- AIM:
Return the whole listing, line for line, without the pictures in it.

Recorded data:
- - - -

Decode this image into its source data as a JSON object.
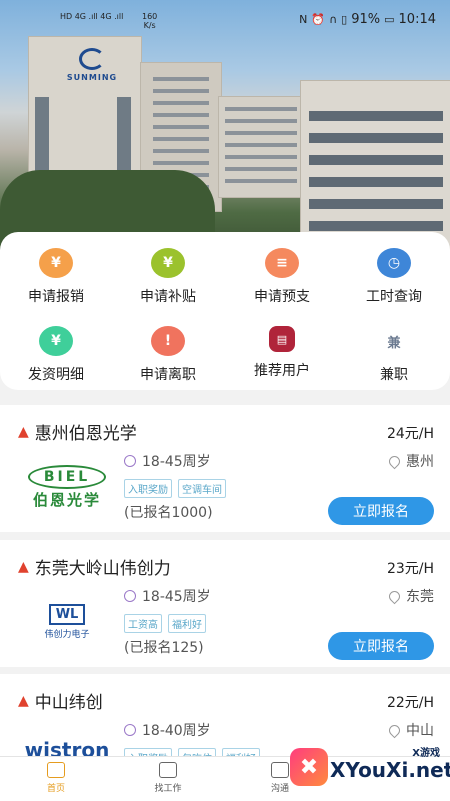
{
  "status_bar": {
    "signal_left_top": "HD 4G .ıll 4G .ıll",
    "net_speed_value": "160",
    "net_speed_unit": "K/s",
    "nfc": "N",
    "battery": "91%",
    "time": "10:14"
  },
  "hero": {
    "logo_text": "SUNMING"
  },
  "menu": {
    "items": [
      {
        "label": "申请报销",
        "color": "#f5a04a",
        "glyph": "¥"
      },
      {
        "label": "申请补贴",
        "color": "#9bc22d",
        "glyph": "¥"
      },
      {
        "label": "申请预支",
        "color": "#f5895e",
        "glyph": "≡"
      },
      {
        "label": "工时查询",
        "color": "#3e86d8",
        "glyph": "◷"
      },
      {
        "label": "发资明细",
        "color": "#3fcf9a",
        "glyph": "¥"
      },
      {
        "label": "申请离职",
        "color": "#f0735e",
        "glyph": "!"
      },
      {
        "label": "推荐用户",
        "color": "#b0243a",
        "glyph": "▤"
      },
      {
        "label": "兼职",
        "color": "#9aa6b8",
        "glyph": "兼"
      }
    ]
  },
  "jobs": [
    {
      "company": "惠州伯恩光学",
      "wage": "24元/H",
      "age": "18-45周岁",
      "location": "惠州",
      "tags": [
        "入职奖励",
        "空调车间"
      ],
      "registered": "(已报名1000)",
      "button": "立即报名",
      "logo_main": "BIEL",
      "logo_sub": "伯恩光学"
    },
    {
      "company": "东莞大岭山伟创力",
      "wage": "23元/H",
      "age": "18-45周岁",
      "location": "东莞",
      "tags": [
        "工资高",
        "福利好"
      ],
      "registered": "(已报名125)",
      "button": "立即报名",
      "logo_main": "WL",
      "logo_sub": "伟创力电子"
    },
    {
      "company": "中山纬创",
      "wage": "22元/H",
      "age": "18-40周岁",
      "location": "中山",
      "tags": [
        "入职奖励",
        "包吃住",
        "福利好"
      ],
      "registered": "",
      "button": "",
      "logo_main": "wistron",
      "logo_sub": ""
    }
  ],
  "bottom_nav": {
    "items": [
      {
        "label": "首页",
        "active": true
      },
      {
        "label": "找工作",
        "active": false
      },
      {
        "label": "沟通",
        "active": false
      }
    ]
  },
  "watermark": {
    "site": "XYouXi.net",
    "tag": "X游戏",
    "mark": "✖"
  }
}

- - - -

- SOLVED EXERCISE:
Decode this image into its source data as a JSON object.
{
  "status_bar": {
    "signal_left_top": "HD 4G .ıll 4G .ıll",
    "net_speed_value": "160",
    "net_speed_unit": "K/s",
    "nfc": "N",
    "battery": "91%",
    "time": "10:14"
  },
  "hero": {
    "logo_text": "SUNMING"
  },
  "menu": {
    "items": [
      {
        "label": "申请报销",
        "color": "#f5a04a",
        "glyph": "¥"
      },
      {
        "label": "申请补贴",
        "color": "#9bc22d",
        "glyph": "¥"
      },
      {
        "label": "申请预支",
        "color": "#f5895e",
        "glyph": "≡"
      },
      {
        "label": "工时查询",
        "color": "#3e86d8",
        "glyph": "◷"
      },
      {
        "label": "发资明细",
        "color": "#3fcf9a",
        "glyph": "¥"
      },
      {
        "label": "申请离职",
        "color": "#f0735e",
        "glyph": "!"
      },
      {
        "label": "推荐用户",
        "color": "#b0243a",
        "glyph": "▤"
      },
      {
        "label": "兼职",
        "color": "#9aa6b8",
        "glyph": "兼"
      }
    ]
  },
  "jobs": [
    {
      "company": "惠州伯恩光学",
      "wage": "24元/H",
      "age": "18-45周岁",
      "location": "惠州",
      "tags": [
        "入职奖励",
        "空调车间"
      ],
      "registered": "(已报名1000)",
      "button": "立即报名",
      "logo_main": "BIEL",
      "logo_sub": "伯恩光学"
    },
    {
      "company": "东莞大岭山伟创力",
      "wage": "23元/H",
      "age": "18-45周岁",
      "location": "东莞",
      "tags": [
        "工资高",
        "福利好"
      ],
      "registered": "(已报名125)",
      "button": "立即报名",
      "logo_main": "WL",
      "logo_sub": "伟创力电子"
    },
    {
      "company": "中山纬创",
      "wage": "22元/H",
      "age": "18-40周岁",
      "location": "中山",
      "tags": [
        "入职奖励",
        "包吃住",
        "福利好"
      ],
      "registered": "",
      "button": "",
      "logo_main": "wistron",
      "logo_sub": ""
    }
  ],
  "bottom_nav": {
    "items": [
      {
        "label": "首页",
        "active": true
      },
      {
        "label": "找工作",
        "active": false
      },
      {
        "label": "沟通",
        "active": false
      }
    ]
  },
  "watermark": {
    "site": "XYouXi.net",
    "tag": "X游戏",
    "mark": "✖"
  }
}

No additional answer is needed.